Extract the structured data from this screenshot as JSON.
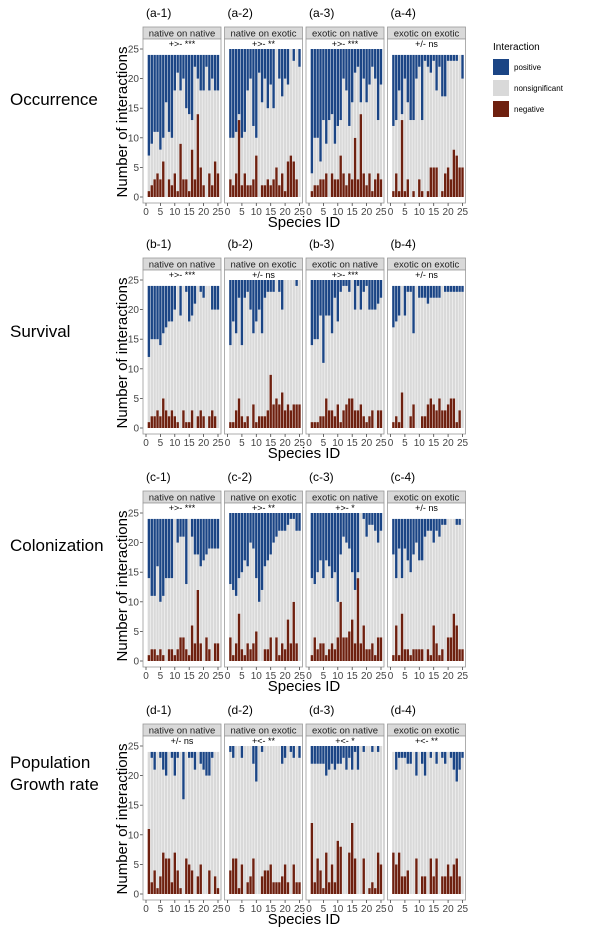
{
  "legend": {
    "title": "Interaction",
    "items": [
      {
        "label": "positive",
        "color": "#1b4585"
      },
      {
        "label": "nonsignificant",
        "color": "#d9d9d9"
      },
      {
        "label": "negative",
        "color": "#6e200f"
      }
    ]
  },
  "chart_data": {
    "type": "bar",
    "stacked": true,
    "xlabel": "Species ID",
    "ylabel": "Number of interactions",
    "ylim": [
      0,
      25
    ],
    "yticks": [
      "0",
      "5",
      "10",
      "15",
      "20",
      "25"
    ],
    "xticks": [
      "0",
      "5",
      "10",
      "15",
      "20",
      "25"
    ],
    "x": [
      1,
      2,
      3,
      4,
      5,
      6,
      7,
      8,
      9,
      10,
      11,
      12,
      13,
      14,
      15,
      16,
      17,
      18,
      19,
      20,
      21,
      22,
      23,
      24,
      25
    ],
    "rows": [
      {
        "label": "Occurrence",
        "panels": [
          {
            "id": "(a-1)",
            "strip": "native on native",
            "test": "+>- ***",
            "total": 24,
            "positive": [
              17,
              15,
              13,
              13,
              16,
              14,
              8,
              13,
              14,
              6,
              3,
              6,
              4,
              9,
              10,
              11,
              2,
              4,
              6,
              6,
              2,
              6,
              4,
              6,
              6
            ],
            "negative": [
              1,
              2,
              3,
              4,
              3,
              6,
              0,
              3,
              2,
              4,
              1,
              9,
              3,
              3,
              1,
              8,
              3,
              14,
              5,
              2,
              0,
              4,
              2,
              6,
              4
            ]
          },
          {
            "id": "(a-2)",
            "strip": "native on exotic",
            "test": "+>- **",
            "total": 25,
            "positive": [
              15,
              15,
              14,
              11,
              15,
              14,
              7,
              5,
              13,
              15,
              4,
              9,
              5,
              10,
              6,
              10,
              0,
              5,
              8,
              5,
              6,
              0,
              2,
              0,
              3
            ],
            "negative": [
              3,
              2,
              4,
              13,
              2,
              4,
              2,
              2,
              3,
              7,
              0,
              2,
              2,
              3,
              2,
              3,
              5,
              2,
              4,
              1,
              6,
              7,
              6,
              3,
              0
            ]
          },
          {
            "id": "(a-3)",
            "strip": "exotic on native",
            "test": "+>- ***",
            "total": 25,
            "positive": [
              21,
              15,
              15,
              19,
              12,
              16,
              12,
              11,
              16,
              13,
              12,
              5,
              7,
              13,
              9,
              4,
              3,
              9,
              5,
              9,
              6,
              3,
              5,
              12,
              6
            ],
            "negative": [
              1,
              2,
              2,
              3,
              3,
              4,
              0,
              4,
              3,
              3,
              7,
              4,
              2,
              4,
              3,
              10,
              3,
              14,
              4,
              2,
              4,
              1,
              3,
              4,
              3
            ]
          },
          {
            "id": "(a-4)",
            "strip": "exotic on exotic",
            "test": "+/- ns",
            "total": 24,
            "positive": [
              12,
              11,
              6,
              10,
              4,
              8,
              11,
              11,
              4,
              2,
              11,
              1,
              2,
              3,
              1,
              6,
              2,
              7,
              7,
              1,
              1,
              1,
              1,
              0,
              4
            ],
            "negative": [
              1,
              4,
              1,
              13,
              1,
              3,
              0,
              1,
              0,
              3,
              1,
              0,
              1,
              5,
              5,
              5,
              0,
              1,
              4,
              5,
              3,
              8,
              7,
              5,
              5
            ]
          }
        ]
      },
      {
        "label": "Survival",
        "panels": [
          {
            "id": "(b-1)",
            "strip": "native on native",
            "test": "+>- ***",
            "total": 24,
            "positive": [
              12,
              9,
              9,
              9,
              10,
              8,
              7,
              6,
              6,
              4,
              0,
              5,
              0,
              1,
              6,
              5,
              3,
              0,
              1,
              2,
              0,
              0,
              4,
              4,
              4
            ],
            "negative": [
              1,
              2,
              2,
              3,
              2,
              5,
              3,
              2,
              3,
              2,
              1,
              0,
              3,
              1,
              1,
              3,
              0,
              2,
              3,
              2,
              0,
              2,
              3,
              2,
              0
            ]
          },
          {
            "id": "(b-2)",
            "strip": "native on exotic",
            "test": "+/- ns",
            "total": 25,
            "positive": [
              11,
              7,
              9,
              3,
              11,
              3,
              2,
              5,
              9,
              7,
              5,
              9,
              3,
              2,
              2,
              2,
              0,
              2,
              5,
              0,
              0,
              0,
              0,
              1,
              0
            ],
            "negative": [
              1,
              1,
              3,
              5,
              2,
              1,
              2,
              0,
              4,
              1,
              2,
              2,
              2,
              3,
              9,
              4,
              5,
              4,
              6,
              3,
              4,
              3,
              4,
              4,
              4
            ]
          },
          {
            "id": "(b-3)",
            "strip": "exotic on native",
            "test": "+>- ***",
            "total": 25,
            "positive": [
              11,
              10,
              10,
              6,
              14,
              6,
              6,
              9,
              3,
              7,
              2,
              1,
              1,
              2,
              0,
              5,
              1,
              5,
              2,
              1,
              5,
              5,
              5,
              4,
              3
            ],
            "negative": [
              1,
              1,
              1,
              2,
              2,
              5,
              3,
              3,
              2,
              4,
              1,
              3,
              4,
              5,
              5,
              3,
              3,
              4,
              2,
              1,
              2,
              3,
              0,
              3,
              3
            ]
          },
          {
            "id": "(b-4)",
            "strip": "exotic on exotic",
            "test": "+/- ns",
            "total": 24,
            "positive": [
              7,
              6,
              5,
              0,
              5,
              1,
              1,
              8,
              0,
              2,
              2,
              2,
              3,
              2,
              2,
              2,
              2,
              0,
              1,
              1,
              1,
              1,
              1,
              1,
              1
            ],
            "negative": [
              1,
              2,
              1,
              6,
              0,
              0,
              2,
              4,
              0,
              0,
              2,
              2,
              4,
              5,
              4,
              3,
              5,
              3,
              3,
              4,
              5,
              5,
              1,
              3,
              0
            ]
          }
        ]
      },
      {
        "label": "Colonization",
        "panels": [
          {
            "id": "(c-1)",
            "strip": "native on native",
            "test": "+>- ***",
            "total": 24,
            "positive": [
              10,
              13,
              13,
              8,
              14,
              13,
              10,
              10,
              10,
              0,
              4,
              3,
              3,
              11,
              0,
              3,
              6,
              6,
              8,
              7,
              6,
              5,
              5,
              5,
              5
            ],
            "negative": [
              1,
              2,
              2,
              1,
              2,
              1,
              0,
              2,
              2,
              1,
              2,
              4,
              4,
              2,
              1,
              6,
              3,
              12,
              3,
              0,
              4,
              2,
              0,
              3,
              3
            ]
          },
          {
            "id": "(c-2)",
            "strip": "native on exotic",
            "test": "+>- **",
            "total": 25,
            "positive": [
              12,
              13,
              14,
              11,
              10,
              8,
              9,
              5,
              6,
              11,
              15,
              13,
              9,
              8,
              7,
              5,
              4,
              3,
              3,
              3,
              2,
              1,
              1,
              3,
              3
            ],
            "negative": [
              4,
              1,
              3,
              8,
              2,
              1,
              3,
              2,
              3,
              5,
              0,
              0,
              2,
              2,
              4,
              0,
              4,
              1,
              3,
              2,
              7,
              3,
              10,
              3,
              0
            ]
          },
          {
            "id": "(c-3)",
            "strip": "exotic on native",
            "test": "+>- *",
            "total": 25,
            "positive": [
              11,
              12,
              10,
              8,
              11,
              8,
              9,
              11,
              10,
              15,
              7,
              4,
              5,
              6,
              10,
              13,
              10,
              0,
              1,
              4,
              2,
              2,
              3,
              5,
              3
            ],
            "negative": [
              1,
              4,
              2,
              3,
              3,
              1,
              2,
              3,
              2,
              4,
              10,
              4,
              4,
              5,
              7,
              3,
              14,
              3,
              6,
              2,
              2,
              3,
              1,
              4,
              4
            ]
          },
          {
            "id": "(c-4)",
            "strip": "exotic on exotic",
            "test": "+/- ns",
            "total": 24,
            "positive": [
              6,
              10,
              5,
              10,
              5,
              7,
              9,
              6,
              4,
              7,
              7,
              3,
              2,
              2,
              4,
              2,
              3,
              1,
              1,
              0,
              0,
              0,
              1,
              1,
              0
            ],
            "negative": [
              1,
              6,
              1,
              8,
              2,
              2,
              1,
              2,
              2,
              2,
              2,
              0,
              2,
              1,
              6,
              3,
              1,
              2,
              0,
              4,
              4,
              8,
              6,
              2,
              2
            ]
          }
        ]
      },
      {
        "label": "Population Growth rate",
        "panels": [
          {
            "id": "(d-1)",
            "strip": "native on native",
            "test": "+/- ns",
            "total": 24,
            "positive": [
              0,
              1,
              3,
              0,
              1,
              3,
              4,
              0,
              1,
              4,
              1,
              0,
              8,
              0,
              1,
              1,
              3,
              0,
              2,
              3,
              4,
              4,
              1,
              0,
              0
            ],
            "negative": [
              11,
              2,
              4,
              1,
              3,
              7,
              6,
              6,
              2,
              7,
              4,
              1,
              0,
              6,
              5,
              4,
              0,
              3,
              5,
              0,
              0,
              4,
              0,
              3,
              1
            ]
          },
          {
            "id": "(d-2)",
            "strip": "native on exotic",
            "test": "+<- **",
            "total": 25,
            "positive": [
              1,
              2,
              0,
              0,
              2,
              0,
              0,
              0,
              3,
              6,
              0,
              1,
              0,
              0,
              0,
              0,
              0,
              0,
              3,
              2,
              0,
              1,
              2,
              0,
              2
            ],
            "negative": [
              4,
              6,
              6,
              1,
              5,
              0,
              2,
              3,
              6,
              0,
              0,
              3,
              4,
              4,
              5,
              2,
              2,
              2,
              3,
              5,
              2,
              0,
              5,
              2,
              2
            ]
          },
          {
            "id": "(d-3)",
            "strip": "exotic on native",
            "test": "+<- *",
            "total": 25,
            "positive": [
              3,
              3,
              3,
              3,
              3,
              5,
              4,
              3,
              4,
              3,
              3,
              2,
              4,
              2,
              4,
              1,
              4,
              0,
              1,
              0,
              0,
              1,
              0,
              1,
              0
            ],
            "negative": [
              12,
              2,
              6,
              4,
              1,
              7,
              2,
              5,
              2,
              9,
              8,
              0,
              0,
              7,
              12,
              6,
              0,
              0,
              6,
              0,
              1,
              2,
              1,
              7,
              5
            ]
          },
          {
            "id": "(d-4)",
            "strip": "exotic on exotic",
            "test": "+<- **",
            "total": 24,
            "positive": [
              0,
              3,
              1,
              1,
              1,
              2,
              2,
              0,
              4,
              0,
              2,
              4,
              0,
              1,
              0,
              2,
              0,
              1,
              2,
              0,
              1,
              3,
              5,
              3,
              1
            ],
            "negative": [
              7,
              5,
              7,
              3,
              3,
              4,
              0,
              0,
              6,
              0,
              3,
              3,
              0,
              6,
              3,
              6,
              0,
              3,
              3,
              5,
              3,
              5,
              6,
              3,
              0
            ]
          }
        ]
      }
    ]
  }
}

◇ ◇ ◇ ◇ ◇ ◇ ◇

WHAT YOU NEED TO DO: Go through the material and select each line with the string "color" in it.

FULL ANSWER:
        "color": "#1b4585"
        "color": "#d9d9d9"
        "color": "#6e200f"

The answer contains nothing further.